___ Task material ___
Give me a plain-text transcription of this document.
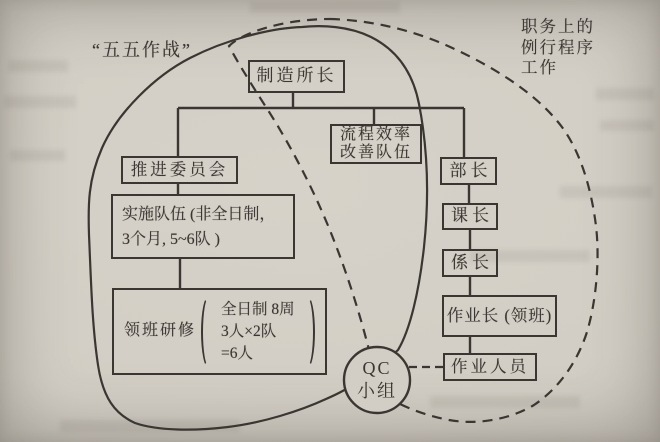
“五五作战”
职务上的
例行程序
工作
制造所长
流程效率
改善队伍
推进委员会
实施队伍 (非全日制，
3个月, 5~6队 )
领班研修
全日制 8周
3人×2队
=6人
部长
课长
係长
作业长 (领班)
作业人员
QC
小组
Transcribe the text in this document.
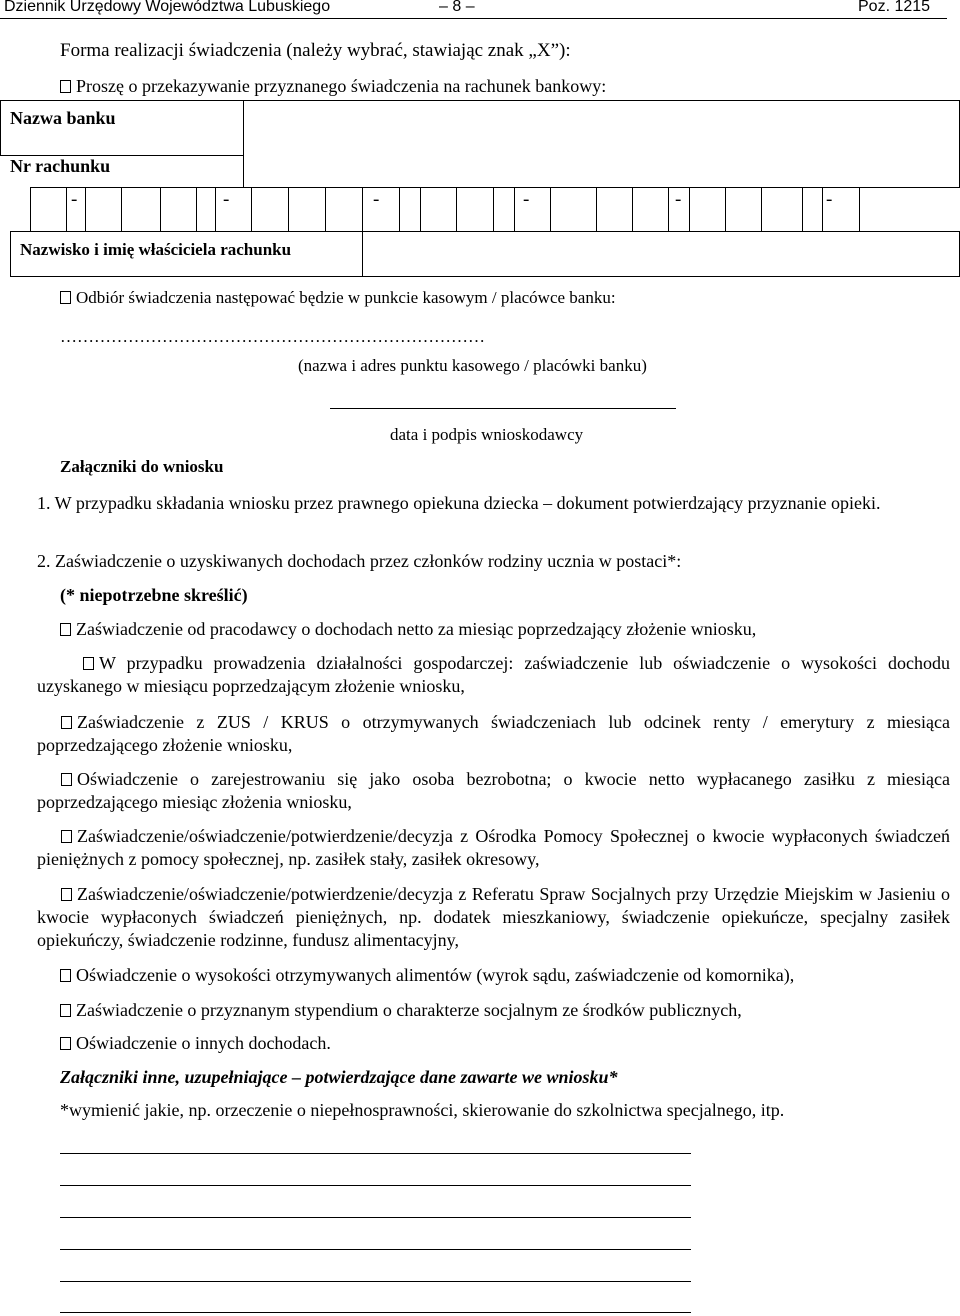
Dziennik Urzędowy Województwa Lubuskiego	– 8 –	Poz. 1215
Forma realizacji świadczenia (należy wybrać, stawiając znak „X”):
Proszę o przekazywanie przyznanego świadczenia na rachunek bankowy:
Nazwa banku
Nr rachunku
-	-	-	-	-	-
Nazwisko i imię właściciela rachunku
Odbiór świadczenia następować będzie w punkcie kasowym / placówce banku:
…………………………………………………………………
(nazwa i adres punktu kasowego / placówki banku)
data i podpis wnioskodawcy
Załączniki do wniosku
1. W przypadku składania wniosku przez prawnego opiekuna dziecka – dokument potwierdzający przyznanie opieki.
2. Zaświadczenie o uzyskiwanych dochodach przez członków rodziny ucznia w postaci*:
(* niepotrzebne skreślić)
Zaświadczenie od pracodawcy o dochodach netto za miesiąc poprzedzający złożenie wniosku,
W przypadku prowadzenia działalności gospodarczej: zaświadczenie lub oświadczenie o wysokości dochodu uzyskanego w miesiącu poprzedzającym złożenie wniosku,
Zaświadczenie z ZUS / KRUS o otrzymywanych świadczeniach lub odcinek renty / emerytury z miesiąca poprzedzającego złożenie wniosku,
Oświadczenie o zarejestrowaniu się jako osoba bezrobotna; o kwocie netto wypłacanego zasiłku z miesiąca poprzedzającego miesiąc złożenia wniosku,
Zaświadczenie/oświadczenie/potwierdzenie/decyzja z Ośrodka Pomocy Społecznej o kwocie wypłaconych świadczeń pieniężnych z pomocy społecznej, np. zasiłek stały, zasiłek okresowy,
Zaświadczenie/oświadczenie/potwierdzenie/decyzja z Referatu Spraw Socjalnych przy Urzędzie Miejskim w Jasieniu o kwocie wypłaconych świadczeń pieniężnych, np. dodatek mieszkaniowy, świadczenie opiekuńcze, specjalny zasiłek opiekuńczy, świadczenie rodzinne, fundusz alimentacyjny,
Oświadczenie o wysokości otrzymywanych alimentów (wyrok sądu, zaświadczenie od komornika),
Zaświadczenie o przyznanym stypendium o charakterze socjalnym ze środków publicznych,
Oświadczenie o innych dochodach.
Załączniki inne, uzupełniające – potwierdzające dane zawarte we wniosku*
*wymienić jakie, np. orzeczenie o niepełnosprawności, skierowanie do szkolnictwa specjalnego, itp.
___
**Requirements:**
Which lines above contain the word "netto"? Copy each of them.

**Correct response:**
Zaświadczenie od pracodawcy o dochodach netto za miesiąc poprzedzający złożenie wniosku,
Oświadczenie o zarejestrowaniu się jako osoba bezrobotna; o kwocie netto wypłacanego zasiłku z miesiąca poprzedzającego miesiąc złożenia wniosku,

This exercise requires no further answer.